- DATA FOR THE TASK:
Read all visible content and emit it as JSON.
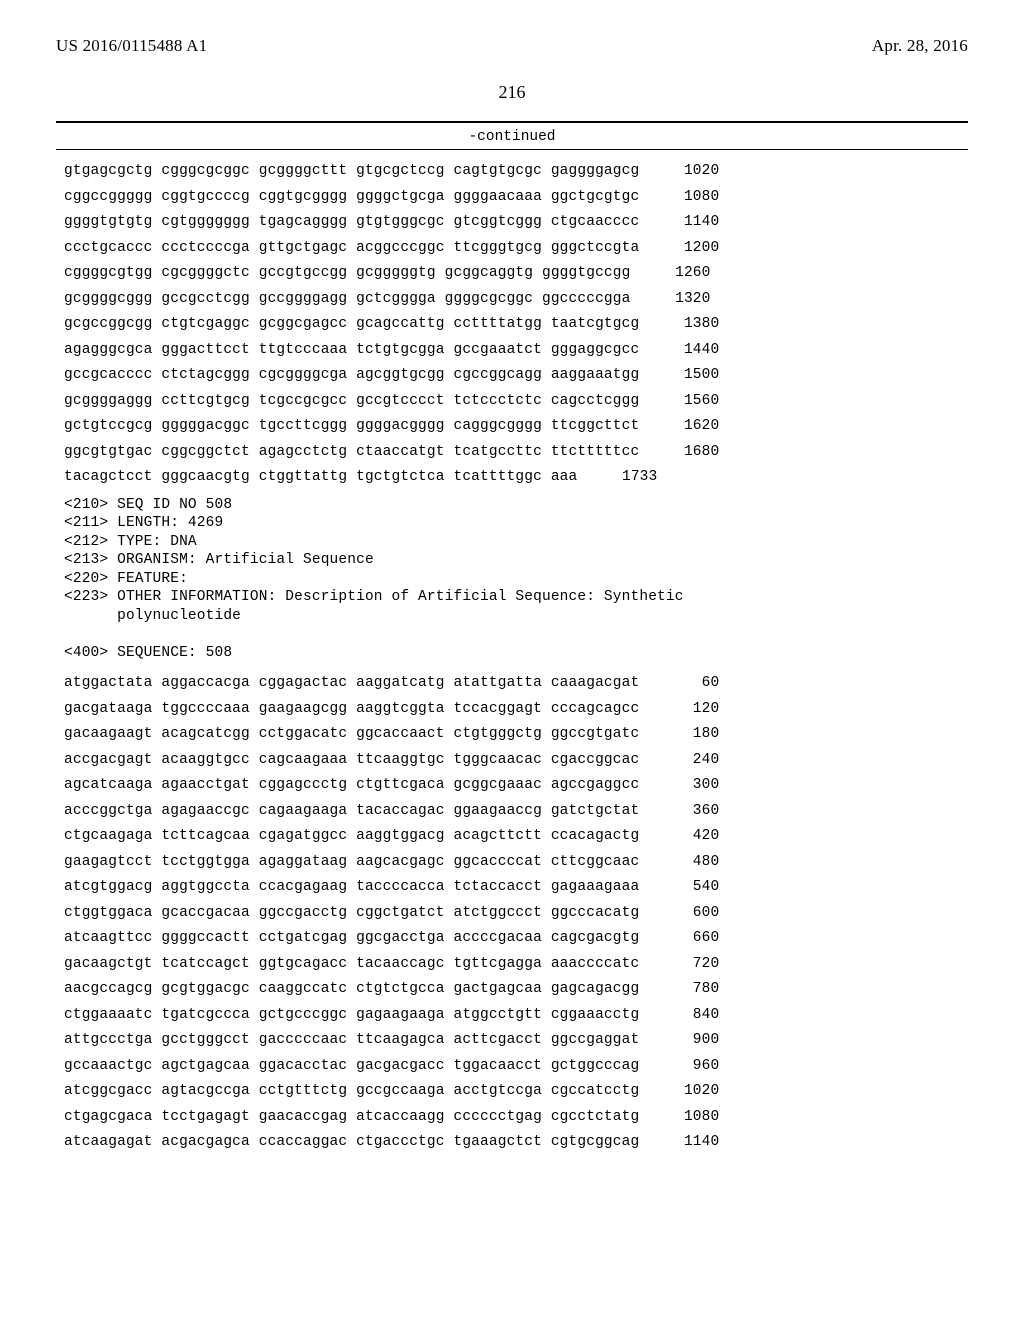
{
  "header": {
    "publication_number": "US 2016/0115488 A1",
    "publication_date": "Apr. 28, 2016",
    "page_number": "216",
    "continued_label": "-continued"
  },
  "sequence_top": {
    "rows": [
      {
        "groups": [
          "gtgagcgctg",
          "cgggcgcggc",
          "gcggggcttt",
          "gtgcgctccg",
          "cagtgtgcgc",
          "gaggggagcg"
        ],
        "pos": "1020"
      },
      {
        "groups": [
          "cggccggggg",
          "cggtgccccg",
          "cggtgcgggg",
          "ggggctgcga",
          "ggggaacaaa",
          "ggctgcgtgc"
        ],
        "pos": "1080"
      },
      {
        "groups": [
          "ggggtgtgtg",
          "cgtggggggg",
          "tgagcagggg",
          "gtgtgggcgc",
          "gtcggtcggg",
          "ctgcaacccc"
        ],
        "pos": "1140"
      },
      {
        "groups": [
          "ccctgcaccc",
          "ccctccccga",
          "gttgctgagc",
          "acggcccggc",
          "ttcgggtgcg",
          "gggctccgta"
        ],
        "pos": "1200"
      },
      {
        "groups": [
          "cggggcgtgg",
          "cgcggggctc",
          "gccgtgccgg",
          "gcgggggtg",
          "gcggcaggtg",
          "ggggtgccgg"
        ],
        "pos": "1260"
      },
      {
        "groups": [
          "gcggggcggg",
          "gccgcctcgg",
          "gccggggagg",
          "gctcgggga",
          "ggggcgcggc",
          "ggcccccgga"
        ],
        "pos": "1320"
      },
      {
        "groups": [
          "gcgccggcgg",
          "ctgtcgaggc",
          "gcggcgagcc",
          "gcagccattg",
          "ccttttatgg",
          "taatcgtgcg"
        ],
        "pos": "1380"
      },
      {
        "groups": [
          "agagggcgca",
          "gggacttcct",
          "ttgtcccaaa",
          "tctgtgcgga",
          "gccgaaatct",
          "gggaggcgcc"
        ],
        "pos": "1440"
      },
      {
        "groups": [
          "gccgcacccc",
          "ctctagcggg",
          "cgcggggcga",
          "agcggtgcgg",
          "cgccggcagg",
          "aaggaaatgg"
        ],
        "pos": "1500"
      },
      {
        "groups": [
          "gcggggaggg",
          "ccttcgtgcg",
          "tcgccgcgcc",
          "gccgtcccct",
          "tctccctctc",
          "cagcctcggg"
        ],
        "pos": "1560"
      },
      {
        "groups": [
          "gctgtccgcg",
          "gggggacggc",
          "tgccttcggg",
          "ggggacgggg",
          "cagggcgggg",
          "ttcggcttct"
        ],
        "pos": "1620"
      },
      {
        "groups": [
          "ggcgtgtgac",
          "cggcggctct",
          "agagcctctg",
          "ctaaccatgt",
          "tcatgccttc",
          "ttctttttcc"
        ],
        "pos": "1680"
      },
      {
        "groups": [
          "tacagctcct",
          "gggcaacgtg",
          "ctggttattg",
          "tgctgtctca",
          "tcattttggc",
          "aaa"
        ],
        "pos": "1733"
      }
    ]
  },
  "metadata": {
    "lines": [
      "<210> SEQ ID NO 508",
      "<211> LENGTH: 4269",
      "<212> TYPE: DNA",
      "<213> ORGANISM: Artificial Sequence",
      "<220> FEATURE:",
      "<223> OTHER INFORMATION: Description of Artificial Sequence: Synthetic",
      "      polynucleotide",
      "",
      "<400> SEQUENCE: 508"
    ]
  },
  "sequence_bottom": {
    "rows": [
      {
        "groups": [
          "atggactata",
          "aggaccacga",
          "cggagactac",
          "aaggatcatg",
          "atattgatta",
          "caaagacgat"
        ],
        "pos": "60"
      },
      {
        "groups": [
          "gacgataaga",
          "tggccccaaa",
          "gaagaagcgg",
          "aaggtcggta",
          "tccacggagt",
          "cccagcagcc"
        ],
        "pos": "120"
      },
      {
        "groups": [
          "gacaagaagt",
          "acagcatcgg",
          "cctggacatc",
          "ggcaccaact",
          "ctgtgggctg",
          "ggccgtgatc"
        ],
        "pos": "180"
      },
      {
        "groups": [
          "accgacgagt",
          "acaaggtgcc",
          "cagcaagaaa",
          "ttcaaggtgc",
          "tgggcaacac",
          "cgaccggcac"
        ],
        "pos": "240"
      },
      {
        "groups": [
          "agcatcaaga",
          "agaacctgat",
          "cggagccctg",
          "ctgttcgaca",
          "gcggcgaaac",
          "agccgaggcc"
        ],
        "pos": "300"
      },
      {
        "groups": [
          "acccggctga",
          "agagaaccgc",
          "cagaagaaga",
          "tacaccagac",
          "ggaagaaccg",
          "gatctgctat"
        ],
        "pos": "360"
      },
      {
        "groups": [
          "ctgcaagaga",
          "tcttcagcaa",
          "cgagatggcc",
          "aaggtggacg",
          "acagcttctt",
          "ccacagactg"
        ],
        "pos": "420"
      },
      {
        "groups": [
          "gaagagtcct",
          "tcctggtgga",
          "agaggataag",
          "aagcacgagc",
          "ggcaccccat",
          "cttcggcaac"
        ],
        "pos": "480"
      },
      {
        "groups": [
          "atcgtggacg",
          "aggtggccta",
          "ccacgagaag",
          "taccccacca",
          "tctaccacct",
          "gagaaagaaa"
        ],
        "pos": "540"
      },
      {
        "groups": [
          "ctggtggaca",
          "gcaccgacaa",
          "ggccgacctg",
          "cggctgatct",
          "atctggccct",
          "ggcccacatg"
        ],
        "pos": "600"
      },
      {
        "groups": [
          "atcaagttcc",
          "ggggccactt",
          "cctgatcgag",
          "ggcgacctga",
          "accccgacaa",
          "cagcgacgtg"
        ],
        "pos": "660"
      },
      {
        "groups": [
          "gacaagctgt",
          "tcatccagct",
          "ggtgcagacc",
          "tacaaccagc",
          "tgttcgagga",
          "aaaccccatc"
        ],
        "pos": "720"
      },
      {
        "groups": [
          "aacgccagcg",
          "gcgtggacgc",
          "caaggccatc",
          "ctgtctgcca",
          "gactgagcaa",
          "gagcagacgg"
        ],
        "pos": "780"
      },
      {
        "groups": [
          "ctggaaaatc",
          "tgatcgccca",
          "gctgcccggc",
          "gagaagaaga",
          "atggcctgtt",
          "cggaaacctg"
        ],
        "pos": "840"
      },
      {
        "groups": [
          "attgccctga",
          "gcctgggcct",
          "gacccccaac",
          "ttcaagagca",
          "acttcgacct",
          "ggccgaggat"
        ],
        "pos": "900"
      },
      {
        "groups": [
          "gccaaactgc",
          "agctgagcaa",
          "ggacacctac",
          "gacgacgacc",
          "tggacaacct",
          "gctggcccag"
        ],
        "pos": "960"
      },
      {
        "groups": [
          "atcggcgacc",
          "agtacgccga",
          "cctgtttctg",
          "gccgccaaga",
          "acctgtccga",
          "cgccatcctg"
        ],
        "pos": "1020"
      },
      {
        "groups": [
          "ctgagcgaca",
          "tcctgagagt",
          "gaacaccgag",
          "atcaccaagg",
          "cccccctgag",
          "cgcctctatg"
        ],
        "pos": "1080"
      },
      {
        "groups": [
          "atcaagagat",
          "acgacgagca",
          "ccaccaggac",
          "ctgaccctgc",
          "tgaaagctct",
          "cgtgcggcag"
        ],
        "pos": "1140"
      }
    ]
  }
}
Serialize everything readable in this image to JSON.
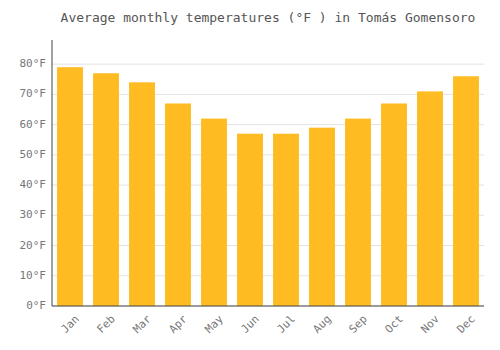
{
  "chart_data": {
    "type": "bar",
    "title": "Average monthly temperatures (°F ) in Tomás Gomensoro",
    "categories": [
      "Jan",
      "Feb",
      "Mar",
      "Apr",
      "May",
      "Jun",
      "Jul",
      "Aug",
      "Sep",
      "Oct",
      "Nov",
      "Dec"
    ],
    "values": [
      79,
      77,
      74,
      67,
      62,
      57,
      57,
      59,
      62,
      67,
      71,
      76
    ],
    "color": "#FFBB22",
    "ylim": [
      0,
      88
    ],
    "yticks": [
      {
        "value": 0,
        "label": "0°F"
      },
      {
        "value": 10,
        "label": "10°F"
      },
      {
        "value": 20,
        "label": "20°F"
      },
      {
        "value": 30,
        "label": "30°F"
      },
      {
        "value": 40,
        "label": "40°F"
      },
      {
        "value": 50,
        "label": "50°F"
      },
      {
        "value": 60,
        "label": "60°F"
      },
      {
        "value": 70,
        "label": "70°F"
      },
      {
        "value": 80,
        "label": "80°F"
      }
    ],
    "grid": true
  }
}
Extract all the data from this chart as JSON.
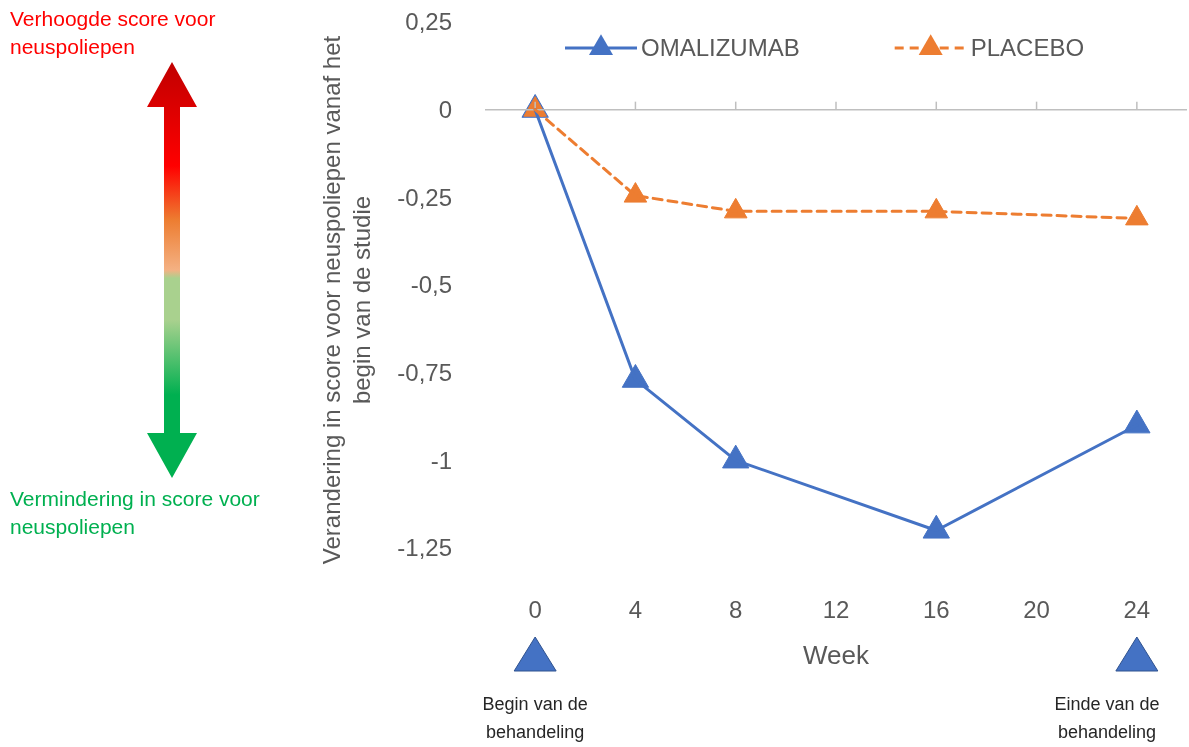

- TASK OBJECTIVE:
In the records above, find the lines containing "Artificial" and copy them.

- RESULT:
      "<213> ORGANISM: Artificial Sequence",
      "<223> OTHER INFORMATION: Description of Artificial Sequence: Synthetic",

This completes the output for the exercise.